§ OBJECTIVE:
Can you render the lines starting with the one that contains "table-row bbox=[24, 837, 676, 860]" and going on through the one that contains "option-code: 8JU bbox=[31, 425, 43, 432]", both included, as a JSON list of strings with one string per line and blank lines left out?

§ MATERIAL FOR THIS EXERCISE:
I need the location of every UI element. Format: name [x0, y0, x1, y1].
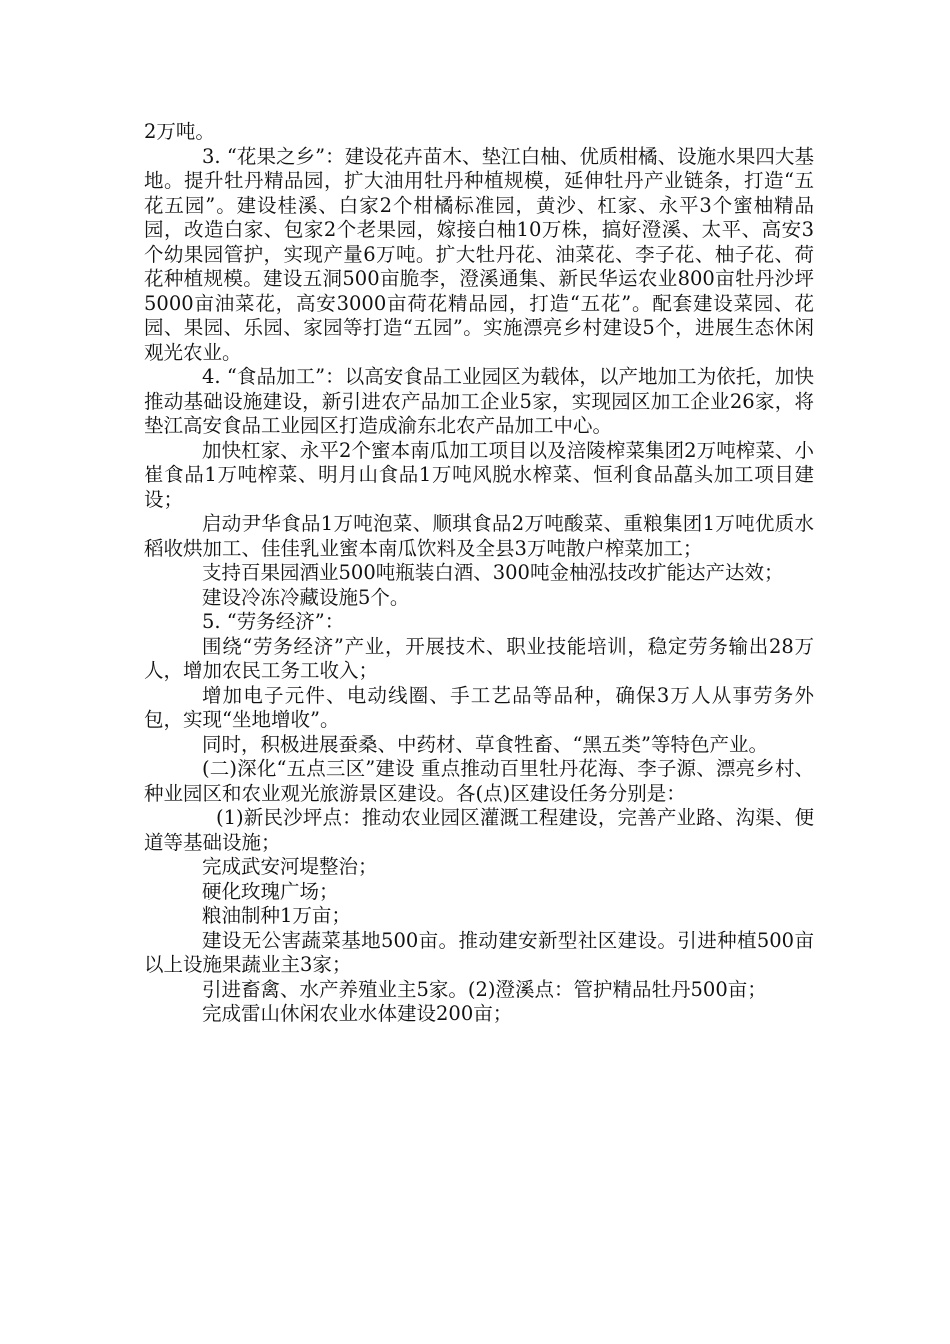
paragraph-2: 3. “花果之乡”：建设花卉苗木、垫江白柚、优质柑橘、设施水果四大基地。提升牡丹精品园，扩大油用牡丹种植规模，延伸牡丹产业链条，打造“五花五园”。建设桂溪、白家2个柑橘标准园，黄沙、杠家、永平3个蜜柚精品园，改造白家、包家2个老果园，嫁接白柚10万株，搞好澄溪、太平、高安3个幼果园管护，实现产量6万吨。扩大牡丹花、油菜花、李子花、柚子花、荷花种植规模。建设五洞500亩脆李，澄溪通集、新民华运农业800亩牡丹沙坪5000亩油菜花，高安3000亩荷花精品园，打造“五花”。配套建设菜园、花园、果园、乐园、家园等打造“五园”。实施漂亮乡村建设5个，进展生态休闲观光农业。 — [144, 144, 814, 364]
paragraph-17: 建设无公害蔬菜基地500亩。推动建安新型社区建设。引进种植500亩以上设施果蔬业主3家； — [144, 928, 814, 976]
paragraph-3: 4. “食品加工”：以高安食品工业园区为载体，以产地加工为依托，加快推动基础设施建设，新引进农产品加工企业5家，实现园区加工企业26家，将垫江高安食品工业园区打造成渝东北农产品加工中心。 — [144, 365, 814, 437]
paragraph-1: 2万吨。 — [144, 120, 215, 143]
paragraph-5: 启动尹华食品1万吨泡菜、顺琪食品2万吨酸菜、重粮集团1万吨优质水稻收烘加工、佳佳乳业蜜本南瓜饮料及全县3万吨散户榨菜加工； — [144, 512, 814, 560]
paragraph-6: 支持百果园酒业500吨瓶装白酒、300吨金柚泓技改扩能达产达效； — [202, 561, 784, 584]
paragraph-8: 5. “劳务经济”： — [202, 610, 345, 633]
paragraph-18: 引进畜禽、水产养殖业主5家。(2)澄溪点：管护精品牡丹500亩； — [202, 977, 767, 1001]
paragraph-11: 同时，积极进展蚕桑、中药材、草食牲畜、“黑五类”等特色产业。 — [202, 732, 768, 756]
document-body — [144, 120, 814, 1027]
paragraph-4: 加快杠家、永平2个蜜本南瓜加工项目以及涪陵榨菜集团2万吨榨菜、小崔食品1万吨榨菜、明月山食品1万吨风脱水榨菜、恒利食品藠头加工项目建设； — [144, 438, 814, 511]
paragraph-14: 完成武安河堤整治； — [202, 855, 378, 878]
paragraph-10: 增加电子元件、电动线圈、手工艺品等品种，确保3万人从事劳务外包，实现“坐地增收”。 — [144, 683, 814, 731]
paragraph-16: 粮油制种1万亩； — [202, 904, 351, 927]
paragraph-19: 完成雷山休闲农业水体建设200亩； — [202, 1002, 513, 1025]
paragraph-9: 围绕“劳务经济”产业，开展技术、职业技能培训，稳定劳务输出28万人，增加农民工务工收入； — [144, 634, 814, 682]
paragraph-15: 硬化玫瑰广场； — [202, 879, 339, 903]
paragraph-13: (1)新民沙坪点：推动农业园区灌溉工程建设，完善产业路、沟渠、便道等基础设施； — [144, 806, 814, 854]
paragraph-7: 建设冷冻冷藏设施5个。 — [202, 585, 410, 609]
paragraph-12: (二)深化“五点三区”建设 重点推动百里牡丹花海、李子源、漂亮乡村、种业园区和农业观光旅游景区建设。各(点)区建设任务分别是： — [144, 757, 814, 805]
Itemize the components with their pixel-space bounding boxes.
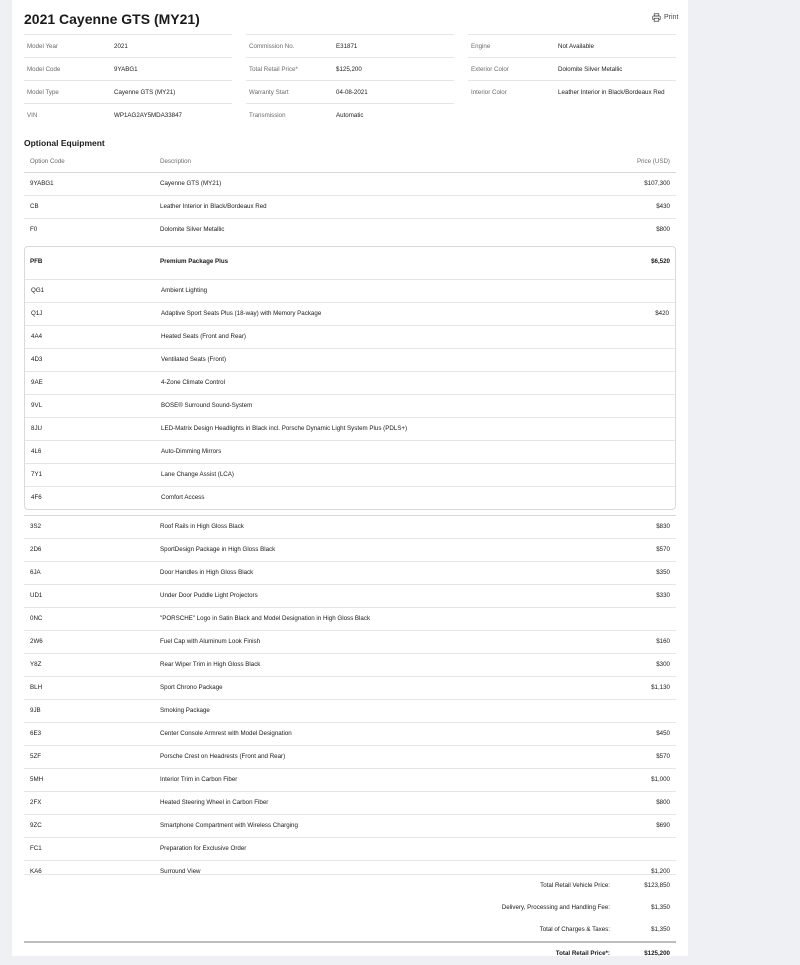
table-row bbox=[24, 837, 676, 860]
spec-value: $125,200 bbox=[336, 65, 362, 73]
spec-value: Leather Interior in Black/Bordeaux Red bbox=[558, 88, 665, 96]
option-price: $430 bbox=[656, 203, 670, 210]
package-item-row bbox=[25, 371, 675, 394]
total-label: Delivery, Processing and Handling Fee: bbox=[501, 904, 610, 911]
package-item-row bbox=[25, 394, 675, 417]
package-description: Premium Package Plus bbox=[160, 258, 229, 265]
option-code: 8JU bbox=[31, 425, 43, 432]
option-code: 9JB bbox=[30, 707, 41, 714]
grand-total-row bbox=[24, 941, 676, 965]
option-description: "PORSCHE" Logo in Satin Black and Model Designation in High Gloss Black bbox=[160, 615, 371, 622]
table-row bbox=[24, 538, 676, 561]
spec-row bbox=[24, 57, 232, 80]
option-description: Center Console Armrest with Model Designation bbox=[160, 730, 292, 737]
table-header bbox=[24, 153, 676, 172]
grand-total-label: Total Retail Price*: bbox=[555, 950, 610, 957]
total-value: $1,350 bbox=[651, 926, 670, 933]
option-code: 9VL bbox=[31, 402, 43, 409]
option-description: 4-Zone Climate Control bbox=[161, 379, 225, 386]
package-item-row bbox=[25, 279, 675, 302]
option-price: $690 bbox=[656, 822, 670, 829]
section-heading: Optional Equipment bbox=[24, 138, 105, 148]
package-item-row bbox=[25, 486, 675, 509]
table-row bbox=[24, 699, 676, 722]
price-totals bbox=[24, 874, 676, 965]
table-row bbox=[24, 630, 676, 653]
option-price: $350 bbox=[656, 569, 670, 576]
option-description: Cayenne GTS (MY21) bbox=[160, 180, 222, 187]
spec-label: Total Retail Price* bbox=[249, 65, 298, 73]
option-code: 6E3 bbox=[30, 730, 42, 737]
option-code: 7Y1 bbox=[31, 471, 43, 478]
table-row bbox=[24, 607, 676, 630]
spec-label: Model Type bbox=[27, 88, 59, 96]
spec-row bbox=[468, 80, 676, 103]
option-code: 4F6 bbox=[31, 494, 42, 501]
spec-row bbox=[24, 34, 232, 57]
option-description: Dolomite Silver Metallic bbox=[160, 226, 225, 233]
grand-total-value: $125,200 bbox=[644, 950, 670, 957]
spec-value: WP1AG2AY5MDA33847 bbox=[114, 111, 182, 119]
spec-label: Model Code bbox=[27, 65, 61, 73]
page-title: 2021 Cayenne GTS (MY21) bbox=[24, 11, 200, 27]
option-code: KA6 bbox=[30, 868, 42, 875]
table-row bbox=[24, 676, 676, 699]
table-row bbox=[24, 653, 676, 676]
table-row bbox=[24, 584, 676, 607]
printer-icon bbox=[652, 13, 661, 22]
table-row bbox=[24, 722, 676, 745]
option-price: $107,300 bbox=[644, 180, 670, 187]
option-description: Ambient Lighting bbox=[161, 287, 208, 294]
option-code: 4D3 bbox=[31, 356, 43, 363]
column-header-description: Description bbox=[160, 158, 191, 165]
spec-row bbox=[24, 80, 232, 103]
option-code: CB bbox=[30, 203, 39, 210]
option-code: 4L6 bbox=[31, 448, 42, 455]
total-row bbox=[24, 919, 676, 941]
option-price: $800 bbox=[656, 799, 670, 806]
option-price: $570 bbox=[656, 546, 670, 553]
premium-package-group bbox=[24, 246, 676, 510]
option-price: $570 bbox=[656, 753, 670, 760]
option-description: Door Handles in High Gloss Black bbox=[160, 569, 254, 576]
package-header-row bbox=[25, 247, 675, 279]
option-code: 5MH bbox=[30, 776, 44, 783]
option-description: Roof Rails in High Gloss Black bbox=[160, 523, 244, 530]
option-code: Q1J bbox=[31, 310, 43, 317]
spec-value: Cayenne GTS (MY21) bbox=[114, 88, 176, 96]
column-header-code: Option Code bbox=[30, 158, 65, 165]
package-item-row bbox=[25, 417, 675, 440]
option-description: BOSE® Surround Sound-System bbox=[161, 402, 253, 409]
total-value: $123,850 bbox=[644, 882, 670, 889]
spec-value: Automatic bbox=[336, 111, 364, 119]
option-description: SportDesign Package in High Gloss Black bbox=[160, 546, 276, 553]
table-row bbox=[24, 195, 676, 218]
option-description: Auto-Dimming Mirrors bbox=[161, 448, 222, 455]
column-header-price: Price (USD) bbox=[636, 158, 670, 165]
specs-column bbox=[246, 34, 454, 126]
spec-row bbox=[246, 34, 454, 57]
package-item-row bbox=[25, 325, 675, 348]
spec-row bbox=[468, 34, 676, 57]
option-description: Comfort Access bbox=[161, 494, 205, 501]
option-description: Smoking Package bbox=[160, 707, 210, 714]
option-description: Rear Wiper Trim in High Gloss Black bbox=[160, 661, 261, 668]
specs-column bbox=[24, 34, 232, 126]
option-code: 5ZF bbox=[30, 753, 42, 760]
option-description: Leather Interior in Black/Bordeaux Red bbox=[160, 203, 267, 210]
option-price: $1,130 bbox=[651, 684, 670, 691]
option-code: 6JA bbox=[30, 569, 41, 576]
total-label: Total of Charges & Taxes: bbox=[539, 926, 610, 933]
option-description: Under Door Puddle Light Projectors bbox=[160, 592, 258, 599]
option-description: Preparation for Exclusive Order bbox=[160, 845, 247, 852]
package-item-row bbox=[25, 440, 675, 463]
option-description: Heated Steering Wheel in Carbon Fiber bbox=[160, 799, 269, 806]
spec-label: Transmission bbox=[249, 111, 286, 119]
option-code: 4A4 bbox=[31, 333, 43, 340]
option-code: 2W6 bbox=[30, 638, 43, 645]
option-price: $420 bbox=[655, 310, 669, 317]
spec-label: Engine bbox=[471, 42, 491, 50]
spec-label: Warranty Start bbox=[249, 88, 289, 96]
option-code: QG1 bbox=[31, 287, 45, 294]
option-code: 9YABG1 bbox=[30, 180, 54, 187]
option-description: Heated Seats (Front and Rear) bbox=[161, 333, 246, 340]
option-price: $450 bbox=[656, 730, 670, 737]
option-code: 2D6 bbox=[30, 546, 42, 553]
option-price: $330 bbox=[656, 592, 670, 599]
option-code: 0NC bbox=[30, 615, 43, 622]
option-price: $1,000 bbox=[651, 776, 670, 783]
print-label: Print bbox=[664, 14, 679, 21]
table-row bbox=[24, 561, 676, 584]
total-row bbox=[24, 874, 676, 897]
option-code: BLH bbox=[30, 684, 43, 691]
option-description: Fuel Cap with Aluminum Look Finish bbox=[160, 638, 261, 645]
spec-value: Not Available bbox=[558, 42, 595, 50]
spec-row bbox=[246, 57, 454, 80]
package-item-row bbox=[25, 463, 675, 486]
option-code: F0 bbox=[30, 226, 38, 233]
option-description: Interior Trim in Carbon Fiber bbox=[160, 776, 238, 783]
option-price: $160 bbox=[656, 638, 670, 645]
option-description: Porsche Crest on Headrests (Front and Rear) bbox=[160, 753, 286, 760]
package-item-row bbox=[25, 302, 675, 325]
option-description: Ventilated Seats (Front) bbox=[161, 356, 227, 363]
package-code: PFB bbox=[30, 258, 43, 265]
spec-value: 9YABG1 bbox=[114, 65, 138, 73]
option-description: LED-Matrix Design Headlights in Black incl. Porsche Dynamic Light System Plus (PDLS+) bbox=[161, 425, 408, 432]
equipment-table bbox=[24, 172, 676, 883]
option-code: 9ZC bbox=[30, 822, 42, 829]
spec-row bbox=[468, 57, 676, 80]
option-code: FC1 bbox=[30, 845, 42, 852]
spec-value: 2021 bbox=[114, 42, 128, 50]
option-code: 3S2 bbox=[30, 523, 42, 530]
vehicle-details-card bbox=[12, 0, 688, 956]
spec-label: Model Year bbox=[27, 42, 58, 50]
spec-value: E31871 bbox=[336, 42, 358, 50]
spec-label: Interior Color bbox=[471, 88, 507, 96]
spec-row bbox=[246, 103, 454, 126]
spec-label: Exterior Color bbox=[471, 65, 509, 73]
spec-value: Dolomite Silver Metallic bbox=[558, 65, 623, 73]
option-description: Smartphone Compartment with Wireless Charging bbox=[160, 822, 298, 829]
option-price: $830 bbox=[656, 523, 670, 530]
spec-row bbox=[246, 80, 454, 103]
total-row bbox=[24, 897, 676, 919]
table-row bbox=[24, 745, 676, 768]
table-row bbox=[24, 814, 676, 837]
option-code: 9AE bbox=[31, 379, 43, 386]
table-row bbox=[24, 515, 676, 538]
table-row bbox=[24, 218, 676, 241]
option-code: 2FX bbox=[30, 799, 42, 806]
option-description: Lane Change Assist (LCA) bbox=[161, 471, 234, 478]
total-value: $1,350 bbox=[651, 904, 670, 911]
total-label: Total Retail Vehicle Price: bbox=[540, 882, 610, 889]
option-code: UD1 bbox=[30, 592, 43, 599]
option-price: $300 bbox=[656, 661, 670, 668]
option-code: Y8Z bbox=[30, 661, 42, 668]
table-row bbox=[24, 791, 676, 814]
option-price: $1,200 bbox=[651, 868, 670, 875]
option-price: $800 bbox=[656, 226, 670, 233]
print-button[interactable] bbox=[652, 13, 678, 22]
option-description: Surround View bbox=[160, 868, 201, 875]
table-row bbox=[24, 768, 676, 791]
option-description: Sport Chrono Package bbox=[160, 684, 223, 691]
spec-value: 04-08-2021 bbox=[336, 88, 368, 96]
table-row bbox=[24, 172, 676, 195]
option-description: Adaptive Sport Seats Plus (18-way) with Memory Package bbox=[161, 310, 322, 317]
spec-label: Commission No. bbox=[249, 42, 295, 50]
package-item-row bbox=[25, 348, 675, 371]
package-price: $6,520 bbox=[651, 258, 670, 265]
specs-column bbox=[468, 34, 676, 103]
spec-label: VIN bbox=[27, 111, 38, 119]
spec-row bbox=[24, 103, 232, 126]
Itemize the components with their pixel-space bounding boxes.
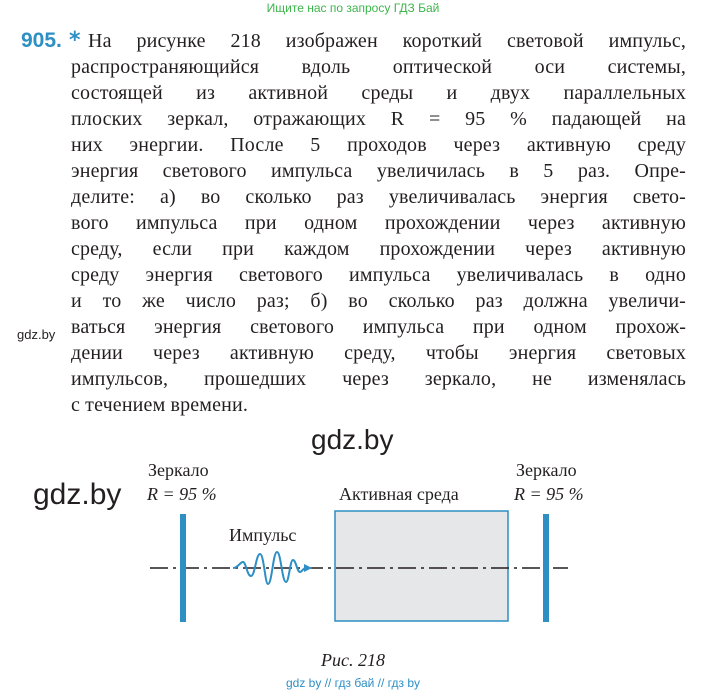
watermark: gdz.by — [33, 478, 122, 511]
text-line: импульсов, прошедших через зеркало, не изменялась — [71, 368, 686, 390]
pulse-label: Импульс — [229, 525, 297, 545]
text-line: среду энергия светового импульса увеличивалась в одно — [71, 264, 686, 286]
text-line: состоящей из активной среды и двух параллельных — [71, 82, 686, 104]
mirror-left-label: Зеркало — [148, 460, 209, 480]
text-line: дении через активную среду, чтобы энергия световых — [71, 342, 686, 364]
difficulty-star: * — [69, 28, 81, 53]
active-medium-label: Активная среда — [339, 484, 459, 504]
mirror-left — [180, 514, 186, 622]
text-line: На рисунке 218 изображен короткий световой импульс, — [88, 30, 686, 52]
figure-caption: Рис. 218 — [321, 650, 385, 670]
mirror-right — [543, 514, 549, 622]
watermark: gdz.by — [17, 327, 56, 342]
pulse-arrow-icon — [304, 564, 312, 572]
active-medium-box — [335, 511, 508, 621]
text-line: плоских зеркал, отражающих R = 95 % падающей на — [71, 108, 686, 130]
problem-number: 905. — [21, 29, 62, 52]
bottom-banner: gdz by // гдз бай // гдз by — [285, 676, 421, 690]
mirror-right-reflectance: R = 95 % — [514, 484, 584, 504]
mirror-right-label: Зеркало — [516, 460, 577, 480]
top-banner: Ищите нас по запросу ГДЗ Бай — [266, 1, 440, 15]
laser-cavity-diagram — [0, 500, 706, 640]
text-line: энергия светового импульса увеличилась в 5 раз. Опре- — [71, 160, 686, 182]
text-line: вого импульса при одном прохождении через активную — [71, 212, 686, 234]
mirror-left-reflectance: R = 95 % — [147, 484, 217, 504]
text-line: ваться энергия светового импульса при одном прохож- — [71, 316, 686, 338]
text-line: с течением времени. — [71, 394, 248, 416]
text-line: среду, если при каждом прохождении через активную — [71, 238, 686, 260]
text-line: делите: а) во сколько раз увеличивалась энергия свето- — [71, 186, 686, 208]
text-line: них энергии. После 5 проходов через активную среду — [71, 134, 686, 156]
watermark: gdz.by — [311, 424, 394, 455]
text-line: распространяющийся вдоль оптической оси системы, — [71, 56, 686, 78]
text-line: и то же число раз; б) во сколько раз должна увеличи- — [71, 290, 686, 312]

§ THE REPLY:
[
  "table-row bbox=[24, 837, 676, 860]",
  "spec-value: $125,200 bbox=[336, 65, 362, 73]",
  "spec-value: Leather Interior in Black/Bordeaux Red bbox=[558, 88, 665, 96]",
  "option-price: $430 bbox=[656, 203, 670, 210]",
  "package-item-row bbox=[25, 371, 675, 394]",
  "total-label: Delivery, Processing and Handling Fee: bbox=[501, 904, 610, 911]",
  "package-item-row bbox=[25, 394, 675, 417]",
  "package-description: Premium Package Plus bbox=[160, 258, 229, 265]",
  "option-code: 8JU bbox=[31, 425, 43, 432]"
]